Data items
┄┄┄┄┄┄┄┄┄┄┄┄┄┄┄┄┄┄┄┄
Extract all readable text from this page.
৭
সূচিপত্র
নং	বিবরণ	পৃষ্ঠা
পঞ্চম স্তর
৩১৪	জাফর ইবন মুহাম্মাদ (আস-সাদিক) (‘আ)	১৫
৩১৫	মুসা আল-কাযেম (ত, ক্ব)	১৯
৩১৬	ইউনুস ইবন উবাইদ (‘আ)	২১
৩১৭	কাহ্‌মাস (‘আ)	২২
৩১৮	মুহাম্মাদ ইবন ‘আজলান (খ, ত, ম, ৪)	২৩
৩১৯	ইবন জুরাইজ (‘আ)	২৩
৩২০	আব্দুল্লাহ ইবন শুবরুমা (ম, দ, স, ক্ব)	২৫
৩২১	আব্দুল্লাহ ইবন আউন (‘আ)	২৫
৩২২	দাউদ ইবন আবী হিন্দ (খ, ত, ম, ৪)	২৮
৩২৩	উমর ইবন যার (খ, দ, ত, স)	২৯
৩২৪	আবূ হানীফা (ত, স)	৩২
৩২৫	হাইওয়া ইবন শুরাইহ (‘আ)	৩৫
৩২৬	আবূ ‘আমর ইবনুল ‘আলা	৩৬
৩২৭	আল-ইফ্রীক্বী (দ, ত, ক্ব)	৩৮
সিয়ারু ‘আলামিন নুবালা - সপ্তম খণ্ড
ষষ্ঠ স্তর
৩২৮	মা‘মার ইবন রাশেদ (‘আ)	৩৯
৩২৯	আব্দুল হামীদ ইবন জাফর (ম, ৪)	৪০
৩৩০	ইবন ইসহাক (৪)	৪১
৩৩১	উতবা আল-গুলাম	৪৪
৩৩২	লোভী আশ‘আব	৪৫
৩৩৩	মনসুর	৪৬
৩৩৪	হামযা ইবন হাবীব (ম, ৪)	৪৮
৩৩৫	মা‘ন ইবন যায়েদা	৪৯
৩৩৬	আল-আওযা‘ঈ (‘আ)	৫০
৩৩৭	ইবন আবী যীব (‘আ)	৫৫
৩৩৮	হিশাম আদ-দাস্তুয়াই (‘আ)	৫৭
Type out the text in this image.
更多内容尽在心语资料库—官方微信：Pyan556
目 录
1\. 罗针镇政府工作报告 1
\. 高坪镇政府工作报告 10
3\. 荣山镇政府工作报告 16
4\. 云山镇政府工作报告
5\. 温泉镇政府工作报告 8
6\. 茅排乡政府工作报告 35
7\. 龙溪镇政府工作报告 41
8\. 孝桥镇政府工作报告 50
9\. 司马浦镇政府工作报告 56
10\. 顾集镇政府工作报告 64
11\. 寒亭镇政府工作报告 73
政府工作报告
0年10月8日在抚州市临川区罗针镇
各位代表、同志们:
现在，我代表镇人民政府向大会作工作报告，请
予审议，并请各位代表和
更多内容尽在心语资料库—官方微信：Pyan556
┄┄┄┄┄┄┄┄┄┄┄┄┄┄┄┄┄┄┄┄
AIM
Exactly reproduce the lines beginning with the one that contains "Type out the text in this image." and ending with the last line of the material, both included. Leave out everything else.

RESPONSE TO THE EXERCISE
Type out the text in this image.
更多内容尽在心语资料库—官方微信：Pyan556
目 录
1\. 罗针镇政府工作报告 1
\. 高坪镇政府工作报告 10
3\. 荣山镇政府工作报告 16
4\. 云山镇政府工作报告
5\. 温泉镇政府工作报告 8
6\. 茅排乡政府工作报告 35
7\. 龙溪镇政府工作报告 41
8\. 孝桥镇政府工作报告 50
9\. 司马浦镇政府工作报告 56
10\. 顾集镇政府工作报告 64
11\. 寒亭镇政府工作报告 73
政府工作报告
0年10月8日在抚州市临川区罗针镇
各位代表、同志们:
现在，我代表镇人民政府向大会作工作报告，请
予审议，并请各位代表和
更多内容尽在心语资料库—官方微信：Pyan556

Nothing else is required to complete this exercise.